Stored data
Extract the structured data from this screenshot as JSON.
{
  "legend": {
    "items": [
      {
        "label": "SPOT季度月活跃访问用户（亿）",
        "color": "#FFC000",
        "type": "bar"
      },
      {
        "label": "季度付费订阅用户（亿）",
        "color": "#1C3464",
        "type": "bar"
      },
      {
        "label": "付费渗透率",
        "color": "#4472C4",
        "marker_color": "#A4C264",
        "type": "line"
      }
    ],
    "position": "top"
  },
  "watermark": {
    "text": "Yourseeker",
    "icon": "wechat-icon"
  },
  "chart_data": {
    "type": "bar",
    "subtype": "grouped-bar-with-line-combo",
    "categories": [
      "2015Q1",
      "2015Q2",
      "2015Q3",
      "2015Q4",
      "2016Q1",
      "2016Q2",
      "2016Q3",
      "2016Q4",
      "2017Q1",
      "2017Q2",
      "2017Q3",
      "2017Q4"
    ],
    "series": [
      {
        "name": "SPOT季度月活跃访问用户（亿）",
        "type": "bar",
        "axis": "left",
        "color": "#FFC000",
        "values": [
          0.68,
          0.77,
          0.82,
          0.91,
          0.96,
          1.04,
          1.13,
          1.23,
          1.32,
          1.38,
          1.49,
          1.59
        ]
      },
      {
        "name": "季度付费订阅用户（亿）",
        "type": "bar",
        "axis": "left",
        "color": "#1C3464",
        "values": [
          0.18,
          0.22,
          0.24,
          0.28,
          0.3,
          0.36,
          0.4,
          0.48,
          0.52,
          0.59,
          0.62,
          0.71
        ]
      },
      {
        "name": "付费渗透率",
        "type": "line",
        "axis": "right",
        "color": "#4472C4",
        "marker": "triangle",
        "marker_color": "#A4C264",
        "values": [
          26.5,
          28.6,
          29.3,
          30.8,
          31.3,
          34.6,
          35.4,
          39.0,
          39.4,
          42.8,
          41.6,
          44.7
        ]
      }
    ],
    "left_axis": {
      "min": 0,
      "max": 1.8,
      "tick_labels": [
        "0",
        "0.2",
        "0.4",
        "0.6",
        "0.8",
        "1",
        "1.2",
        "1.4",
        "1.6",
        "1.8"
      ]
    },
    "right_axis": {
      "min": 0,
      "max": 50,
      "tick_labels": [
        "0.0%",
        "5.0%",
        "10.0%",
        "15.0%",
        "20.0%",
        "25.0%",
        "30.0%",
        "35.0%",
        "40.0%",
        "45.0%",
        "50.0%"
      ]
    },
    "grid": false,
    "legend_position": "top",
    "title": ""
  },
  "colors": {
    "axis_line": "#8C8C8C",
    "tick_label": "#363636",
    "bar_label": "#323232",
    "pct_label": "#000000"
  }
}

● Task requirements
Every record shown above should be written out again exactly.

● Reply
Extract the structured data from this screenshot as JSON.
{
  "legend": {
    "items": [
      {
        "label": "SPOT季度月活跃访问用户（亿）",
        "color": "#FFC000",
        "type": "bar"
      },
      {
        "label": "季度付费订阅用户（亿）",
        "color": "#1C3464",
        "type": "bar"
      },
      {
        "label": "付费渗透率",
        "color": "#4472C4",
        "marker_color": "#A4C264",
        "type": "line"
      }
    ],
    "position": "top"
  },
  "watermark": {
    "text": "Yourseeker",
    "icon": "wechat-icon"
  },
  "chart_data": {
    "type": "bar",
    "subtype": "grouped-bar-with-line-combo",
    "categories": [
      "2015Q1",
      "2015Q2",
      "2015Q3",
      "2015Q4",
      "2016Q1",
      "2016Q2",
      "2016Q3",
      "2016Q4",
      "2017Q1",
      "2017Q2",
      "2017Q3",
      "2017Q4"
    ],
    "series": [
      {
        "name": "SPOT季度月活跃访问用户（亿）",
        "type": "bar",
        "axis": "left",
        "color": "#FFC000",
        "values": [
          0.68,
          0.77,
          0.82,
          0.91,
          0.96,
          1.04,
          1.13,
          1.23,
          1.32,
          1.38,
          1.49,
          1.59
        ]
      },
      {
        "name": "季度付费订阅用户（亿）",
        "type": "bar",
        "axis": "left",
        "color": "#1C3464",
        "values": [
          0.18,
          0.22,
          0.24,
          0.28,
          0.3,
          0.36,
          0.4,
          0.48,
          0.52,
          0.59,
          0.62,
          0.71
        ]
      },
      {
        "name": "付费渗透率",
        "type": "line",
        "axis": "right",
        "color": "#4472C4",
        "marker": "triangle",
        "marker_color": "#A4C264",
        "values": [
          26.5,
          28.6,
          29.3,
          30.8,
          31.3,
          34.6,
          35.4,
          39.0,
          39.4,
          42.8,
          41.6,
          44.7
        ]
      }
    ],
    "left_axis": {
      "min": 0,
      "max": 1.8,
      "tick_labels": [
        "0",
        "0.2",
        "0.4",
        "0.6",
        "0.8",
        "1",
        "1.2",
        "1.4",
        "1.6",
        "1.8"
      ]
    },
    "right_axis": {
      "min": 0,
      "max": 50,
      "tick_labels": [
        "0.0%",
        "5.0%",
        "10.0%",
        "15.0%",
        "20.0%",
        "25.0%",
        "30.0%",
        "35.0%",
        "40.0%",
        "45.0%",
        "50.0%"
      ]
    },
    "grid": false,
    "legend_position": "top",
    "title": ""
  },
  "colors": {
    "axis_line": "#8C8C8C",
    "tick_label": "#363636",
    "bar_label": "#323232",
    "pct_label": "#000000"
  }
}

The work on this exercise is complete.